Na realidade, não há qualquer resistência de Moreno quanto à “ceder à pressão” de Washington. Já abriu de novo a base aérea de Manta aos norte-americanos; virou entusiasta neoliberal; surrupiou o prédio da Unasul para outra “finalidade”; e não cansa de fazer genuflexões diante do vice de Trump, Mike Pence, em especial sobre Assange.
O New York Times asseverou que Moreno “tentou vender Assange aos EUA” em troca do “alívio da dívida” equatoriana. Mas esse tipo de gente gosta mesmo é de outro tipo de alívio, o que é depositado no offshore.
Como salientou a defesa de Assange, a principal razão para a concessão do asilo político do Equador a ele foi a recusa dos governos sueco e britânico em dar a garantia de que não o extraditariam para os EUA por causa das publicações do WikiLeaks.
Garantia que não davam por causa da cumplicidade com o júri secreto montado no governo Obama e continuado por Trump. Este, com seus neocons furiosos pelo WikiLeaks ter vazados arquivos da CIA mostrando a guerra cibernética da Agência e como fabrica falsas pegadas digitais para incriminar os outros.

**Dados registrados:**
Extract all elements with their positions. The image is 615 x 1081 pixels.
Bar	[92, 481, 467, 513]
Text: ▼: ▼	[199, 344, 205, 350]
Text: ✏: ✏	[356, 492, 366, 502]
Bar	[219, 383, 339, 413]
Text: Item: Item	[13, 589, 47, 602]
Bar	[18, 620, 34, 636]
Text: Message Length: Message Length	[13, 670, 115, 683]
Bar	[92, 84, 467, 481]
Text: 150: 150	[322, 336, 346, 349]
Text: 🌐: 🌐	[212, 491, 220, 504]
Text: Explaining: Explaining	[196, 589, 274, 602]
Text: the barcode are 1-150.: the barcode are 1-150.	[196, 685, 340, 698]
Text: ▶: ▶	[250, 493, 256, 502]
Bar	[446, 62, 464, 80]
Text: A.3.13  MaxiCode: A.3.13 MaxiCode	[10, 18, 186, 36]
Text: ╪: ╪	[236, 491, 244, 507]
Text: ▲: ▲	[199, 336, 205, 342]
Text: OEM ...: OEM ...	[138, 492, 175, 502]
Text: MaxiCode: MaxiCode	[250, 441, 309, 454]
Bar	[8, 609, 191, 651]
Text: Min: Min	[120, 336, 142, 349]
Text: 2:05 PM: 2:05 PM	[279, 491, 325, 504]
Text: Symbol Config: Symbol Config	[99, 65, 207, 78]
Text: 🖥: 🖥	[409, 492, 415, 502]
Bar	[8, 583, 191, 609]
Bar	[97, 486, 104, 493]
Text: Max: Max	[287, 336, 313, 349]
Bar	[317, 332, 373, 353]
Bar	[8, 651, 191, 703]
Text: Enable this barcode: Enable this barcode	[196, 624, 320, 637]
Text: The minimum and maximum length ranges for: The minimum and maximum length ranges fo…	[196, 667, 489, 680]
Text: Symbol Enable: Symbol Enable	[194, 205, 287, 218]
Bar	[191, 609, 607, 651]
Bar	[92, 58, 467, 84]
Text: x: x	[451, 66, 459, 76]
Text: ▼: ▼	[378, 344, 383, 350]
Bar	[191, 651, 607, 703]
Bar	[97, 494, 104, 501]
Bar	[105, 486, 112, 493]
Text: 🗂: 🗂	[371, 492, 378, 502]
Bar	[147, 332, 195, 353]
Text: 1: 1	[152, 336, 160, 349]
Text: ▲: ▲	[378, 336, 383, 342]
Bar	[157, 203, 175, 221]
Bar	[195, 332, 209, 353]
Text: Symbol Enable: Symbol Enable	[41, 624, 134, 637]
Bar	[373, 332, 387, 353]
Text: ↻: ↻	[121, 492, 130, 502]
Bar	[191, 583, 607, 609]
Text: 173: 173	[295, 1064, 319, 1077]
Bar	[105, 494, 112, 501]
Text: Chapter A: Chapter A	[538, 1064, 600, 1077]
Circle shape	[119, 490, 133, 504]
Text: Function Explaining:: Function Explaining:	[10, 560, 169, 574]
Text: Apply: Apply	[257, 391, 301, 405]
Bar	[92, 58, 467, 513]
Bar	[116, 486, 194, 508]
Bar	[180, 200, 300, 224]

**Exercícios:**
**a)** Resuma o texto em duas frases.
**b)** Indique se cada afirmação a seguir concorda com o texto. Responda sim ou não e cite literalmente as palavras do texto que decidem a questão.
(i) Moreno reabriu aos norte-americanos a base aérea de Manta.
(ii) De acordo com o New York Times, Moreno tentou vender Assange aos EUA em troca de investimentos estrangeiros.
(iii) O júri secreto foi montado no governo Trump.
Os itens constituem material à parte, independente do texto.

**Respostas:**
**a)** Segundo o texto, Moreno não oferece resistência às pressões de Washington: reabriu a base aérea de Manta aos norte-americanos, tornou-se entusiasta neoliberal e curva-se diante de Mike Pence, sobretudo quanto a Assange. Conforme a defesa de Assange, o Equador concedeu-lhe asilo político principalmente porque os governos sueco e britânico se recusaram a garantir que não o extraditariam para os EUA por causa das publicações do WikiLeaks.

**b)**
(i) Sim: "Já abriu de novo a base aérea de Manta aos norte-americanos".
(ii) Não: "em troca do “alívio da dívida” equatoriana".
(iii) Não: "montado no governo Obama e continuado por Trump".